(A block of data)
════════════════════
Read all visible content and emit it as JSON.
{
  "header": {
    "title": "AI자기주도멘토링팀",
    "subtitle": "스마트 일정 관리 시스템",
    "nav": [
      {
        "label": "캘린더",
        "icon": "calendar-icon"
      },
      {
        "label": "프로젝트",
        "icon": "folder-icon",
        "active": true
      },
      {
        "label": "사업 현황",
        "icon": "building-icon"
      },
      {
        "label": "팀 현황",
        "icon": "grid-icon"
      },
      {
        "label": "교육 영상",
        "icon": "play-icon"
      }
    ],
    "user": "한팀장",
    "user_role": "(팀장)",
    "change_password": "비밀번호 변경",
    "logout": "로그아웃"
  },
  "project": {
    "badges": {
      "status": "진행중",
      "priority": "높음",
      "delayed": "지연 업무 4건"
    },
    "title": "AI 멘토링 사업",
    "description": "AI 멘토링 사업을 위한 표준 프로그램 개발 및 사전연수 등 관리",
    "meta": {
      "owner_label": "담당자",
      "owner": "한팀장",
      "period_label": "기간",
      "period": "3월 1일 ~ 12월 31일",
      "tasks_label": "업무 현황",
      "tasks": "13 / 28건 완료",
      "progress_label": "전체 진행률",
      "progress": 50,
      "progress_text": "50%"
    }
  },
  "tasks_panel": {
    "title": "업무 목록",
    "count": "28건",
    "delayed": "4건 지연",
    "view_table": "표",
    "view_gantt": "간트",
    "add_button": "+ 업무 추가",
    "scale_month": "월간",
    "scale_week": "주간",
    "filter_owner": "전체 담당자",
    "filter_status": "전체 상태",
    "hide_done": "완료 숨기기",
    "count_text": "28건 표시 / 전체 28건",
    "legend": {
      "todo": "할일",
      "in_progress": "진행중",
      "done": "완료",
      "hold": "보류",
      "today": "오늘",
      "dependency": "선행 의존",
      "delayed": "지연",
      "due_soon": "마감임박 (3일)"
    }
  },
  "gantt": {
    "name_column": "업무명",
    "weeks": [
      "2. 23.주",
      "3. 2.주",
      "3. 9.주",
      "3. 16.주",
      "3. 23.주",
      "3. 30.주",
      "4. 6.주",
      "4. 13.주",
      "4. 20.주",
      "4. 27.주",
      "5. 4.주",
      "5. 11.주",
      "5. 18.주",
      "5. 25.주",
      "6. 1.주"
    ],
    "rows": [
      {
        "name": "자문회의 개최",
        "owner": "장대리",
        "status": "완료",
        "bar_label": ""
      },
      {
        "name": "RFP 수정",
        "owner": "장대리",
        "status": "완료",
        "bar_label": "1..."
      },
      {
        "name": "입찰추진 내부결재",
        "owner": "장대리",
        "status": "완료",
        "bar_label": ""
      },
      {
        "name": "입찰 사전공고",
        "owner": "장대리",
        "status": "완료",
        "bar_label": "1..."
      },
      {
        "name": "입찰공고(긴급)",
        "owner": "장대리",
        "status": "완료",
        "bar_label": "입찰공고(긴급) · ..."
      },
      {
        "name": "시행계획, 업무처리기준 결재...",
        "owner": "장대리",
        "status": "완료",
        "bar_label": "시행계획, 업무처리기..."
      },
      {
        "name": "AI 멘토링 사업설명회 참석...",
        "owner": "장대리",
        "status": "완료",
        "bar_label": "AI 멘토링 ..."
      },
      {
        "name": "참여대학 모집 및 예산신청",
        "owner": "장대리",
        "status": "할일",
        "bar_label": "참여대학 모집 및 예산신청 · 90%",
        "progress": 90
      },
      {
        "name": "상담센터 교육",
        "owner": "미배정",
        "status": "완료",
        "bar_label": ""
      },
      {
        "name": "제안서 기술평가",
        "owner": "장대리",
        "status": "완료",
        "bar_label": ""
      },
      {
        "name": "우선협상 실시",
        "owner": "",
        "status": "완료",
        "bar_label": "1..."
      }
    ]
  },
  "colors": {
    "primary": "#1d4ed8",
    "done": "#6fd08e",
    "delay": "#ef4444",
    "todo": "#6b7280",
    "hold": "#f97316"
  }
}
════════════════════
§ **GIVEN REQUEST**
Copy each record from above exactly, and include every line.

§ **OUTPUT OF THE TASK**
Read all visible content and emit it as JSON.
{
  "header": {
    "title": "AI자기주도멘토링팀",
    "subtitle": "스마트 일정 관리 시스템",
    "nav": [
      {
        "label": "캘린더",
        "icon": "calendar-icon"
      },
      {
        "label": "프로젝트",
        "icon": "folder-icon",
        "active": true
      },
      {
        "label": "사업 현황",
        "icon": "building-icon"
      },
      {
        "label": "팀 현황",
        "icon": "grid-icon"
      },
      {
        "label": "교육 영상",
        "icon": "play-icon"
      }
    ],
    "user": "한팀장",
    "user_role": "(팀장)",
    "change_password": "비밀번호 변경",
    "logout": "로그아웃"
  },
  "project": {
    "badges": {
      "status": "진행중",
      "priority": "높음",
      "delayed": "지연 업무 4건"
    },
    "title": "AI 멘토링 사업",
    "description": "AI 멘토링 사업을 위한 표준 프로그램 개발 및 사전연수 등 관리",
    "meta": {
      "owner_label": "담당자",
      "owner": "한팀장",
      "period_label": "기간",
      "period": "3월 1일 ~ 12월 31일",
      "tasks_label": "업무 현황",
      "tasks": "13 / 28건 완료",
      "progress_label": "전체 진행률",
      "progress": 50,
      "progress_text": "50%"
    }
  },
  "tasks_panel": {
    "title": "업무 목록",
    "count": "28건",
    "delayed": "4건 지연",
    "view_table": "표",
    "view_gantt": "간트",
    "add_button": "+ 업무 추가",
    "scale_month": "월간",
    "scale_week": "주간",
    "filter_owner": "전체 담당자",
    "filter_status": "전체 상태",
    "hide_done": "완료 숨기기",
    "count_text": "28건 표시 / 전체 28건",
    "legend": {
      "todo": "할일",
      "in_progress": "진행중",
      "done": "완료",
      "hold": "보류",
      "today": "오늘",
      "dependency": "선행 의존",
      "delayed": "지연",
      "due_soon": "마감임박 (3일)"
    }
  },
  "gantt": {
    "name_column": "업무명",
    "weeks": [
      "2. 23.주",
      "3. 2.주",
      "3. 9.주",
      "3. 16.주",
      "3. 23.주",
      "3. 30.주",
      "4. 6.주",
      "4. 13.주",
      "4. 20.주",
      "4. 27.주",
      "5. 4.주",
      "5. 11.주",
      "5. 18.주",
      "5. 25.주",
      "6. 1.주"
    ],
    "rows": [
      {
        "name": "자문회의 개최",
        "owner": "장대리",
        "status": "완료",
        "bar_label": ""
      },
      {
        "name": "RFP 수정",
        "owner": "장대리",
        "status": "완료",
        "bar_label": "1..."
      },
      {
        "name": "입찰추진 내부결재",
        "owner": "장대리",
        "status": "완료",
        "bar_label": ""
      },
      {
        "name": "입찰 사전공고",
        "owner": "장대리",
        "status": "완료",
        "bar_label": "1..."
      },
      {
        "name": "입찰공고(긴급)",
        "owner": "장대리",
        "status": "완료",
        "bar_label": "입찰공고(긴급) · ..."
      },
      {
        "name": "시행계획, 업무처리기준 결재...",
        "owner": "장대리",
        "status": "완료",
        "bar_label": "시행계획, 업무처리기..."
      },
      {
        "name": "AI 멘토링 사업설명회 참석...",
        "owner": "장대리",
        "status": "완료",
        "bar_label": "AI 멘토링 ..."
      },
      {
        "name": "참여대학 모집 및 예산신청",
        "owner": "장대리",
        "status": "할일",
        "bar_label": "참여대학 모집 및 예산신청 · 90%",
        "progress": 90
      },
      {
        "name": "상담센터 교육",
        "owner": "미배정",
        "status": "완료",
        "bar_label": ""
      },
      {
        "name": "제안서 기술평가",
        "owner": "장대리",
        "status": "완료",
        "bar_label": ""
      },
      {
        "name": "우선협상 실시",
        "owner": "",
        "status": "완료",
        "bar_label": "1..."
      }
    ]
  },
  "colors": {
    "primary": "#1d4ed8",
    "done": "#6fd08e",
    "delay": "#ef4444",
    "todo": "#6b7280",
    "hold": "#f97316"
  }
}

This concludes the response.